• **Data for the task**:
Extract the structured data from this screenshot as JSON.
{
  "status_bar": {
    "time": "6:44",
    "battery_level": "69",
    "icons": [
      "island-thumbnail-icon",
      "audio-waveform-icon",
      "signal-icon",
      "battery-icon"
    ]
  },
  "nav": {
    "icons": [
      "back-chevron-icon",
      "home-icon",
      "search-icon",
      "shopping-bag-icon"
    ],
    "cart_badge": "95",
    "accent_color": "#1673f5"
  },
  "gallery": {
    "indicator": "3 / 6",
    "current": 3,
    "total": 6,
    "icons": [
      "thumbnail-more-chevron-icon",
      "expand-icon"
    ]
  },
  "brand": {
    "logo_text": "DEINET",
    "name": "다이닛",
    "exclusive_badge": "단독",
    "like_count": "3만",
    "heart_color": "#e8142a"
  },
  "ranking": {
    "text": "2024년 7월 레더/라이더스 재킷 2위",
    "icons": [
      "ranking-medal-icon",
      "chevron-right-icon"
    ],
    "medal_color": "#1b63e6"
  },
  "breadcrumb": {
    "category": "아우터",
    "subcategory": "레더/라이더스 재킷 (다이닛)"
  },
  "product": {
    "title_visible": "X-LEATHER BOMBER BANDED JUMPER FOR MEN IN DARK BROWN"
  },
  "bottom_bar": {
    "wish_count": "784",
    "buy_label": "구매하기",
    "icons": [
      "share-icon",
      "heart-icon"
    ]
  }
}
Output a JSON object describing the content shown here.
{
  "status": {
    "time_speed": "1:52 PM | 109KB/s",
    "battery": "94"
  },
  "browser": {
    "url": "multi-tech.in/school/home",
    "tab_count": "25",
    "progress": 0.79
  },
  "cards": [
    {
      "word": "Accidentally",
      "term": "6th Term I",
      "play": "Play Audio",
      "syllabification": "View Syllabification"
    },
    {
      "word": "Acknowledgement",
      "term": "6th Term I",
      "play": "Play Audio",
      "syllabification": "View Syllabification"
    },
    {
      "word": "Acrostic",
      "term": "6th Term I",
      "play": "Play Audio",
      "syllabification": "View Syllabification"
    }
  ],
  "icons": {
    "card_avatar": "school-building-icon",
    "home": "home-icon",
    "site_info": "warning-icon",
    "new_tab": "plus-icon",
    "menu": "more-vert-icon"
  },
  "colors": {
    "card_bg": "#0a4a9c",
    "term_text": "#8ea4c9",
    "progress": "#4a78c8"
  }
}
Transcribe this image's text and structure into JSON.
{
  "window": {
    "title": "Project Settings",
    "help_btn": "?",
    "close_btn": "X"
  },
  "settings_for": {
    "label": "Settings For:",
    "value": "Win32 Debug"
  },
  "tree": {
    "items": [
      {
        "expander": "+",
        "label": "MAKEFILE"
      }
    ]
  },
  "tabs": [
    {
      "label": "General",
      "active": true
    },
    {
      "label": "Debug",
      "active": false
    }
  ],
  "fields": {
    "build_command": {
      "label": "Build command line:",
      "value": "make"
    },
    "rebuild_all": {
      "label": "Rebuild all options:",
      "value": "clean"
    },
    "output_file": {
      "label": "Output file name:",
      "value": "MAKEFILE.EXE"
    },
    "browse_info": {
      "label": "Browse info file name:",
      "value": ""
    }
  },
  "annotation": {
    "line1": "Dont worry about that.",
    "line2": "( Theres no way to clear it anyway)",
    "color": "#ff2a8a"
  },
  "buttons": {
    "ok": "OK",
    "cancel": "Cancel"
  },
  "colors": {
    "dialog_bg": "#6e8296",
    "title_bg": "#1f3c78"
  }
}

• **Task statement**:
Where a line holds the string "value", copy that line.

• **Complete output**:
    "value": "Win32 Debug"
      "value": "make"
      "value": "clean"
      "value": "MAKEFILE.EXE"
      "value": ""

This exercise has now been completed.